# Page text:
Sunday, December 10, 2006
That TV was use for the better part of twenty years before it was so completely replaced by new technology that it was left ignored. In fact in its end it became the TV stand for it's trendy replacement - talk about insult.
It's funny how fashion has changed over the years. First the TV was in a decorative wooden box surround, and then it was supposed to sit on top of a wooden display stand. Then Anne Maurice comes along and says we shouldn't ever use the TV as a focal point so we have to close it away inside a wooden box, but now we don't have to have a wooden box at all. TV is now wall art. Flat panel TVs and pull down projection screen are the new way to go. We use the flat screens like hung (hanged?) artwork. Again, a focal point.
I kind of miss the old 60's styled big tube, woodbox surround TV where you could put family photos and floral arrangements on it. Actually, I like some of the spaceage looking TVs from the 50's with their white and red or whatever colour cases. Those wee ones that dangled on a chain in the 70's. In the 40's they came in a suitcase; early portables.
Modern TVs just aren't fun anymore.
Wednesday, December 06, 2006
According to the rules…Each player of this game starts with the “6 weird things about you”. People who get tagged need to write a blog of their own 6 weird things as well as state this rule clearly. In the end, you need to choose 6 people to be tagged and list their names. Don’t forget to leave a comment that says “you are tagged” in their comments and tell them to read your blog. I was tagged by Ambrrr.

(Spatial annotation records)
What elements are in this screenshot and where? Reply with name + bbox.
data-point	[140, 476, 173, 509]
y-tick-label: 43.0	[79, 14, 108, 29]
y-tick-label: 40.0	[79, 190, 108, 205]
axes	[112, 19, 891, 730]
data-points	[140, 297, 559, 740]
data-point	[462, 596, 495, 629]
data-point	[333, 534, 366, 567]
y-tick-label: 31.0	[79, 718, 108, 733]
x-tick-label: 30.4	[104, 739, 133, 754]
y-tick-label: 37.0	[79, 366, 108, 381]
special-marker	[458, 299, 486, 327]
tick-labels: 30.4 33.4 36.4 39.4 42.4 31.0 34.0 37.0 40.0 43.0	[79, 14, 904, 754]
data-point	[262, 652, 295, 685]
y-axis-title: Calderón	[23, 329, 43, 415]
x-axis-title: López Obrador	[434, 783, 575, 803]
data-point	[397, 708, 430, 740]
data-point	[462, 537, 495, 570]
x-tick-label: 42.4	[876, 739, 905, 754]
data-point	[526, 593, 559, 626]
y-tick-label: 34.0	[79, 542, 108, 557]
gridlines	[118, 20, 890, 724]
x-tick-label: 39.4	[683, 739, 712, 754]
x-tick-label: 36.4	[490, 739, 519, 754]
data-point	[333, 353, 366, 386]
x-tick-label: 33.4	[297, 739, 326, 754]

--

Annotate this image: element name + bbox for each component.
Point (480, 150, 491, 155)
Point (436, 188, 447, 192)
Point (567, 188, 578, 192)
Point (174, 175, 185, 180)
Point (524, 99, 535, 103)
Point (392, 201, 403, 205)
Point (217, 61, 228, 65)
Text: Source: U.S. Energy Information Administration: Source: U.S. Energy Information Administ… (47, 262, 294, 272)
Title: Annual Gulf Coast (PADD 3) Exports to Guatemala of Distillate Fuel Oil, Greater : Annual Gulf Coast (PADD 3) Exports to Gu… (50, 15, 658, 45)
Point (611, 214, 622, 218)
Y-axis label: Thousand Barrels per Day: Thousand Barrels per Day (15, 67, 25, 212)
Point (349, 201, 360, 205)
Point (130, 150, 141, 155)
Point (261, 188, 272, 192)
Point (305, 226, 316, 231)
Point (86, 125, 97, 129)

==

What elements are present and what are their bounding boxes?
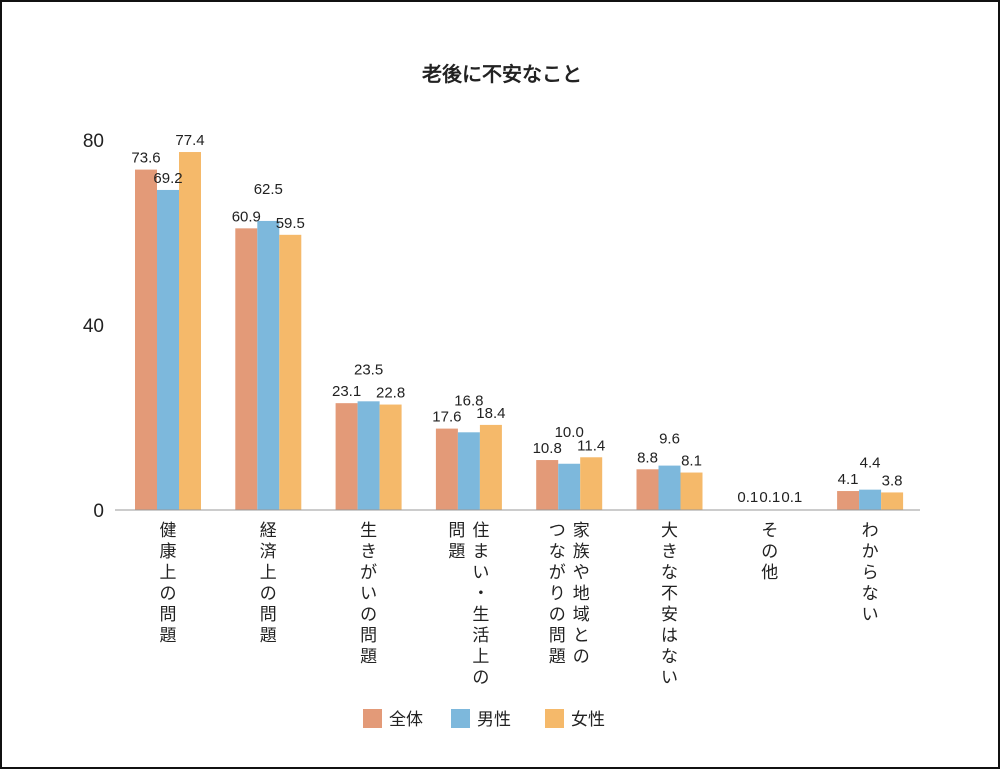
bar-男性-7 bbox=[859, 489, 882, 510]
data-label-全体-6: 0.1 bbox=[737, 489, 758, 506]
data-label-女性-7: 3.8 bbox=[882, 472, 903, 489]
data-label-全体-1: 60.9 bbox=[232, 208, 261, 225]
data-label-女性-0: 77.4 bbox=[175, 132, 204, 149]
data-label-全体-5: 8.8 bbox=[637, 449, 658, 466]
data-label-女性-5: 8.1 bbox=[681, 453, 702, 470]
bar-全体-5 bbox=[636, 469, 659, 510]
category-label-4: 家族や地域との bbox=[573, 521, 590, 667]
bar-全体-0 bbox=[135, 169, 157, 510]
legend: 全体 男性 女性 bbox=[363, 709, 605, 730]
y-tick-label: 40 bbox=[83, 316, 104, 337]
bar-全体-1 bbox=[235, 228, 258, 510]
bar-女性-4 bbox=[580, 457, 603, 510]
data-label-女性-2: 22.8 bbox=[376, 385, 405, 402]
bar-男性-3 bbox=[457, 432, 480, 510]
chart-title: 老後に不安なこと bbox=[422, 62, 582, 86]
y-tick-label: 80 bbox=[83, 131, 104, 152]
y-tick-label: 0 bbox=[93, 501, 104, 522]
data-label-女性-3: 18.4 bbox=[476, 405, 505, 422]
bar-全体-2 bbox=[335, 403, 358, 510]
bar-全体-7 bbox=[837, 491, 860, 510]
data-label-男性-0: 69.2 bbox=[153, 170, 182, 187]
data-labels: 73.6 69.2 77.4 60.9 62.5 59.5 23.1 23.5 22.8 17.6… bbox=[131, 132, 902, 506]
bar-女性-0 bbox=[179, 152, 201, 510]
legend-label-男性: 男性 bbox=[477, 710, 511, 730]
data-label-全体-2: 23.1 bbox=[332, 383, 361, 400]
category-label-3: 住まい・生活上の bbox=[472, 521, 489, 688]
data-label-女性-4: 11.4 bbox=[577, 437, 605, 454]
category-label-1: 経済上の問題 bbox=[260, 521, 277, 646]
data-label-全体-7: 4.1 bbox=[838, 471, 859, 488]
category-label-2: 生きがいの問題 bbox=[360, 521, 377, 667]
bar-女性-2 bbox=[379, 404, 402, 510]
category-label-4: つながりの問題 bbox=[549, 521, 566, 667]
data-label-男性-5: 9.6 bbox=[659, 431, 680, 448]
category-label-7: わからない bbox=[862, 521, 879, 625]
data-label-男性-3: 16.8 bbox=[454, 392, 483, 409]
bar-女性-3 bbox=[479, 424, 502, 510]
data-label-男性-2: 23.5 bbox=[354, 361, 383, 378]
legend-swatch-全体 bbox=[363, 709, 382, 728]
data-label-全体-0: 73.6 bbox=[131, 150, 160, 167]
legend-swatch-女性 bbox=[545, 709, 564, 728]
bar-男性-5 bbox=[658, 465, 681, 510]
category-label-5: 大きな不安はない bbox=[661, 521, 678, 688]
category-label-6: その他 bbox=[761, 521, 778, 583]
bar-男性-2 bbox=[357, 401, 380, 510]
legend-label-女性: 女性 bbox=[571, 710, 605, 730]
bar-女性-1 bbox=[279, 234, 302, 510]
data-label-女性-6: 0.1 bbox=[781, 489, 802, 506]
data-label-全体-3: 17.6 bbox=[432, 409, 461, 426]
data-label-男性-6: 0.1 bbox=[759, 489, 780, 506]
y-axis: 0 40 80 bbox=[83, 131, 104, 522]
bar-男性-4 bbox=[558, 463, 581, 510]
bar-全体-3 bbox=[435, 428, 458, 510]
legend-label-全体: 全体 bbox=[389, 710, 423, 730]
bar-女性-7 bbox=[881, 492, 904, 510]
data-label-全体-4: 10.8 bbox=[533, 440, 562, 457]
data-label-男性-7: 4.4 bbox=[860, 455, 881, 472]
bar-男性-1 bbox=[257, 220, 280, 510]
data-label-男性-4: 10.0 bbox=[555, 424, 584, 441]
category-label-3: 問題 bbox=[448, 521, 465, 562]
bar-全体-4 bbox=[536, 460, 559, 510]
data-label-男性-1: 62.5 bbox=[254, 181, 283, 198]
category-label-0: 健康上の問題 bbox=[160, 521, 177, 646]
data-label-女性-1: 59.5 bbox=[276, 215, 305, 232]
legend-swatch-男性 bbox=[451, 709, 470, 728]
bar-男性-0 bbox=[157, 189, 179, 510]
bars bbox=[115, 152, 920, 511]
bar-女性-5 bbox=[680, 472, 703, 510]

# Short problem:
List every decade that the blog page names when describing older TV styles.

# Completed task:
60's, 50's, 70's, 40's